▶ **DIRECTIONS FOR THIS TASK**:
For the entries that follow, tally the lines holding the string "Cancer". Give the total and nothing else.

************

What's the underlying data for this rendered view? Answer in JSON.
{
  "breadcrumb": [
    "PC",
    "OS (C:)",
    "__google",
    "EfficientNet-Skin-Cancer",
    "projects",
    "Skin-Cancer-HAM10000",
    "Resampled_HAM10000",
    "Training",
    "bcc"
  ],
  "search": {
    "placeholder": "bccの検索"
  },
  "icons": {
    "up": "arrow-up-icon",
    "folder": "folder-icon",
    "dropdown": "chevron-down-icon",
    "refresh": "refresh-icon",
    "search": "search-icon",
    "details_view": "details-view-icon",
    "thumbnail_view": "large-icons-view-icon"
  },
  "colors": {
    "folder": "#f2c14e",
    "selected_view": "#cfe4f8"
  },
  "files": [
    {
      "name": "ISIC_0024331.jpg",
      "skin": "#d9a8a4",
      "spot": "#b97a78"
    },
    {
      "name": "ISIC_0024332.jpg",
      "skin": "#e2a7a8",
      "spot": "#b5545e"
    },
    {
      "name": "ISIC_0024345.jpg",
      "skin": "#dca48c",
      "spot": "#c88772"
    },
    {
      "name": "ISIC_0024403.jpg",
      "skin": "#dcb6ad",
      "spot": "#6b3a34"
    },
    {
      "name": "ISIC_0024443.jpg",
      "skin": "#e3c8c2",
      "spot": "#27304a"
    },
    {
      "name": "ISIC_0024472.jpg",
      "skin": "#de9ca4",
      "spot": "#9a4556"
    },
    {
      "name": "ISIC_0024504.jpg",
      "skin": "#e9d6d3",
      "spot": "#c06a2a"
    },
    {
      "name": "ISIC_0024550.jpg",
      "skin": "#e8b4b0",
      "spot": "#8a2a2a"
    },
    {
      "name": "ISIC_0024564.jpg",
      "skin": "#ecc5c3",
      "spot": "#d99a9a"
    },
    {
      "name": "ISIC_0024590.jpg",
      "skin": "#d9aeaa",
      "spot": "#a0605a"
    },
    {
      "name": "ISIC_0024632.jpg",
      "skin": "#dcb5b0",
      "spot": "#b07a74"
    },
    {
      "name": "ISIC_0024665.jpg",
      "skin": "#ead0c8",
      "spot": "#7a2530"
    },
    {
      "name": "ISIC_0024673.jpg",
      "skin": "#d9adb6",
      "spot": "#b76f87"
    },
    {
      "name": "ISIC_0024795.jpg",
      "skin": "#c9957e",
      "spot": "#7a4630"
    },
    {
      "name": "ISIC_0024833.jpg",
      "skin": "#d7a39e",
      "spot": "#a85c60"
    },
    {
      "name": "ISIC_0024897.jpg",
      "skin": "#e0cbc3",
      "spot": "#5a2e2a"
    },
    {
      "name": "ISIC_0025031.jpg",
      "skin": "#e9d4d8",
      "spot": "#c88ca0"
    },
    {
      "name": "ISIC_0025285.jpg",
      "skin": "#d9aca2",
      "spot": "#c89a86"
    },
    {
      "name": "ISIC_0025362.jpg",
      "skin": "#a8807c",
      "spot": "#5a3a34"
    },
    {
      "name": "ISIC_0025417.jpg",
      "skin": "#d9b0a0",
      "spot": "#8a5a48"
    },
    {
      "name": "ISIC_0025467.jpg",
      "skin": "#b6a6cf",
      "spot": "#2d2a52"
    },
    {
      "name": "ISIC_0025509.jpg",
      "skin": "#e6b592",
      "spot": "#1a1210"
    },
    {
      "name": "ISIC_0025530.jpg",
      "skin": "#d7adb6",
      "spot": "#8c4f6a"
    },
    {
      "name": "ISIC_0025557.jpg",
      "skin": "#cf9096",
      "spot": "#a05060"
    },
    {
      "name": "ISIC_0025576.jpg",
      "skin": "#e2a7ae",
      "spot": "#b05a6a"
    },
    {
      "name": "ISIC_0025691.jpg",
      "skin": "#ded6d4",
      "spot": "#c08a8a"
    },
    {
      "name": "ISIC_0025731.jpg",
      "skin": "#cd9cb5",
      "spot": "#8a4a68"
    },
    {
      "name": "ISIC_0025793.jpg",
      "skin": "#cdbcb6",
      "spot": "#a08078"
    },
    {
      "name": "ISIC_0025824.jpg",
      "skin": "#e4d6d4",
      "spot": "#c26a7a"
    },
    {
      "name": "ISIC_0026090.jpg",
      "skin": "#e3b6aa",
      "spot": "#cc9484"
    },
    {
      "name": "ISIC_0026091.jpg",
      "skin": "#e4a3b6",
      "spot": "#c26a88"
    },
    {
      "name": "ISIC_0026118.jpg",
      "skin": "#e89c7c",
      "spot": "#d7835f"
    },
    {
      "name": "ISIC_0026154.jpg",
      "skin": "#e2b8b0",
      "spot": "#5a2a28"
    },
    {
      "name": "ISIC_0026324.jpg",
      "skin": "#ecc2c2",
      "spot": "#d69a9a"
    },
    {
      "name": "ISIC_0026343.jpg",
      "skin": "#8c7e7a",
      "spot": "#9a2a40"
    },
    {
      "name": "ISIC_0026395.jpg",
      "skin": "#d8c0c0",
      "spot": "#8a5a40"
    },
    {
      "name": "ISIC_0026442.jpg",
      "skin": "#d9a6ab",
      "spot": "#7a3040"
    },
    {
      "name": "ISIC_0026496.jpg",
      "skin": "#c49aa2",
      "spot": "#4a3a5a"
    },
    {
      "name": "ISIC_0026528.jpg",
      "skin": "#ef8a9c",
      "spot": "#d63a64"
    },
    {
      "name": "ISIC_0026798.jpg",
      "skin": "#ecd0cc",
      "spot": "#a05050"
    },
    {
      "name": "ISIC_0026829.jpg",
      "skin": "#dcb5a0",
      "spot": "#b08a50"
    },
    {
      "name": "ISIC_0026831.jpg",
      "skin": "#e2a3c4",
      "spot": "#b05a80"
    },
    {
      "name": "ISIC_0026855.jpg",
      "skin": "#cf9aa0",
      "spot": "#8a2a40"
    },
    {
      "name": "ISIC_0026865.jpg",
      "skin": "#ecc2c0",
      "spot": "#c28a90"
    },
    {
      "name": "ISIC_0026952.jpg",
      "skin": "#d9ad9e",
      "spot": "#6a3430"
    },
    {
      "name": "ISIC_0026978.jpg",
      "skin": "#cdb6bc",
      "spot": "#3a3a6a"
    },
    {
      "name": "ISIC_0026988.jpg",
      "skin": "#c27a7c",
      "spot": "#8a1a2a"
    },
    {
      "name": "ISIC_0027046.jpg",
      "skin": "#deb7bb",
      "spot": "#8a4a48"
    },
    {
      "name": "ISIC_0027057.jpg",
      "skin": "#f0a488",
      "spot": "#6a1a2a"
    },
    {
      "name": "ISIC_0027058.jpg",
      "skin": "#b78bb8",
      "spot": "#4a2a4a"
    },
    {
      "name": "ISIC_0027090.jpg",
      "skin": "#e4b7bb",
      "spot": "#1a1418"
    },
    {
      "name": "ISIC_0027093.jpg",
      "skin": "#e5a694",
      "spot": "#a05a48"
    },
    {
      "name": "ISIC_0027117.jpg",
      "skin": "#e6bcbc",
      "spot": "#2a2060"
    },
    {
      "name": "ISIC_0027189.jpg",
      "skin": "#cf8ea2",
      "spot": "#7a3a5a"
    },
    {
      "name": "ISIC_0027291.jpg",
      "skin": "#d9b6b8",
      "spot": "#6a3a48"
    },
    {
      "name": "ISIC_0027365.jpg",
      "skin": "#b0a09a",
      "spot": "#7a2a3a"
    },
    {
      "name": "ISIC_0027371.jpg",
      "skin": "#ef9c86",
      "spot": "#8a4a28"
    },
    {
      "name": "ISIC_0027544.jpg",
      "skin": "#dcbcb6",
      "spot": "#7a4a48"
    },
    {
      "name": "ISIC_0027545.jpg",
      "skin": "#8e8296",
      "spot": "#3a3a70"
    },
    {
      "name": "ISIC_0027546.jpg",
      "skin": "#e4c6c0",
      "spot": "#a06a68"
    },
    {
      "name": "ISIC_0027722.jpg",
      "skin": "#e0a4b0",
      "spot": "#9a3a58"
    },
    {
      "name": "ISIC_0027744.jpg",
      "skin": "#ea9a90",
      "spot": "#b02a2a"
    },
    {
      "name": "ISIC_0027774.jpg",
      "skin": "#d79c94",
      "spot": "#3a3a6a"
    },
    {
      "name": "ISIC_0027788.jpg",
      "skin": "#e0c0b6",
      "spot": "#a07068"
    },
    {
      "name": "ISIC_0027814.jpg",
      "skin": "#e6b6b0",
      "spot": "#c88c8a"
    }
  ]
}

************

▶ **OUTPUT OF THE TASK**:
2